What you are asked to do: Drop the images; return everything else in the listing below exactly.

begin

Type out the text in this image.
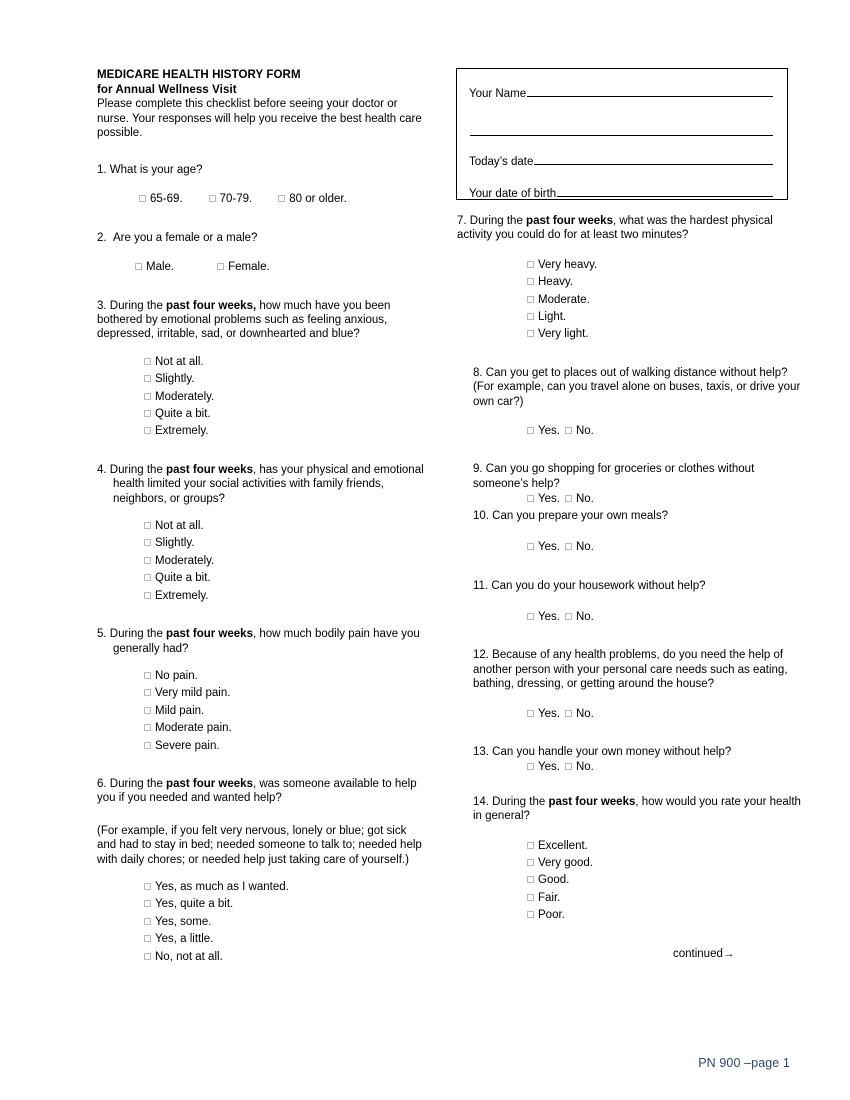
MEDICARE HEALTH HISTORY FORM
for Annual Wellness Visit
Please complete this checklist before seeing your doctor or nurse. Your responses will help you receive the best health care possible.
1. What is your age?
65-69.	70-79.	80 or older.
2. Are you a female or a male?
Male.	Female.
3. During the past four weeks, how much have you been bothered by emotional problems such as feeling anxious, depressed, irritable, sad, or downhearted and blue?
Not at all.
Slightly.
Moderately.
Quite a bit.
Extremely.
4. During the past four weeks, has your physical and emotional health limited your social activities with family friends, neighbors, or groups?
Not at all.
Slightly.
Moderately.
Quite a bit.
Extremely.
5. During the past four weeks, how much bodily pain have you generally had?
No pain.
Very mild pain.
Mild pain.
Moderate pain.
Severe pain.
6. During the past four weeks, was someone available to help you if you needed and wanted help?
(For example, if you felt very nervous, lonely or blue; got sick and had to stay in bed; needed someone to talk to; needed help with daily chores; or needed help just taking care of yourself.)
Yes, as much as I wanted.
Yes, quite a bit.
Yes, some.
Yes, a little.
No, not at all.
Your Name
Today’s date
Your date of birth
7. During the past four weeks, what was the hardest physical activity you could do for at least two minutes?
Very heavy.
Heavy.
Moderate.
Light.
Very light.
8. Can you get to places out of walking distance without help? (For example, can you travel alone on buses, taxis, or drive your own car?)
Yes. No.
9. Can you go shopping for groceries or clothes without someone’s help?
Yes. No.
10. Can you prepare your own meals?
Yes. No.
11. Can you do your housework without help?
Yes. No.
12. Because of any health problems, do you need the help of another person with your personal care needs such as eating, bathing, dressing, or getting around the house?
Yes. No.
13. Can you handle your own money without help?
Yes. No.
14. During the past four weeks, how would you rate your health in general?
Excellent.
Very good.
Good.
Fair.
Poor.
continued→
PN 900 –page 1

end

Solution:
Type out the text in this image.
MEDICARE HEALTH HISTORY FORM
for Annual Wellness Visit
Please complete this checklist before seeing your doctor or nurse. Your responses will help you receive the best health care possible.
1. What is your age?
65-69.	70-79.	80 or older.
2. Are you a female or a male?
Male.	Female.
3. During the past four weeks, how much have you been bothered by emotional problems such as feeling anxious, depressed, irritable, sad, or downhearted and blue?
Not at all.
Slightly.
Moderately.
Quite a bit.
Extremely.
4. During the past four weeks, has your physical and emotional health limited your social activities with family friends, neighbors, or groups?
Not at all.
Slightly.
Moderately.
Quite a bit.
Extremely.
5. During the past four weeks, how much bodily pain have you generally had?
No pain.
Very mild pain.
Mild pain.
Moderate pain.
Severe pain.
6. During the past four weeks, was someone available to help you if you needed and wanted help?
(For example, if you felt very nervous, lonely or blue; got sick and had to stay in bed; needed someone to talk to; needed help with daily chores; or needed help just taking care of yourself.)
Yes, as much as I wanted.
Yes, quite a bit.
Yes, some.
Yes, a little.
No, not at all.
Your Name
Today’s date
Your date of birth
7. During the past four weeks, what was the hardest physical activity you could do for at least two minutes?
Very heavy.
Heavy.
Moderate.
Light.
Very light.
8. Can you get to places out of walking distance without help? (For example, can you travel alone on buses, taxis, or drive your own car?)
Yes. No.
9. Can you go shopping for groceries or clothes without someone’s help?
Yes. No.
10. Can you prepare your own meals?
Yes. No.
11. Can you do your housework without help?
Yes. No.
12. Because of any health problems, do you need the help of another person with your personal care needs such as eating, bathing, dressing, or getting around the house?
Yes. No.
13. Can you handle your own money without help?
Yes. No.
14. During the past four weeks, how would you rate your health in general?
Excellent.
Very good.
Good.
Fair.
Poor.
continued→
PN 900 –page 1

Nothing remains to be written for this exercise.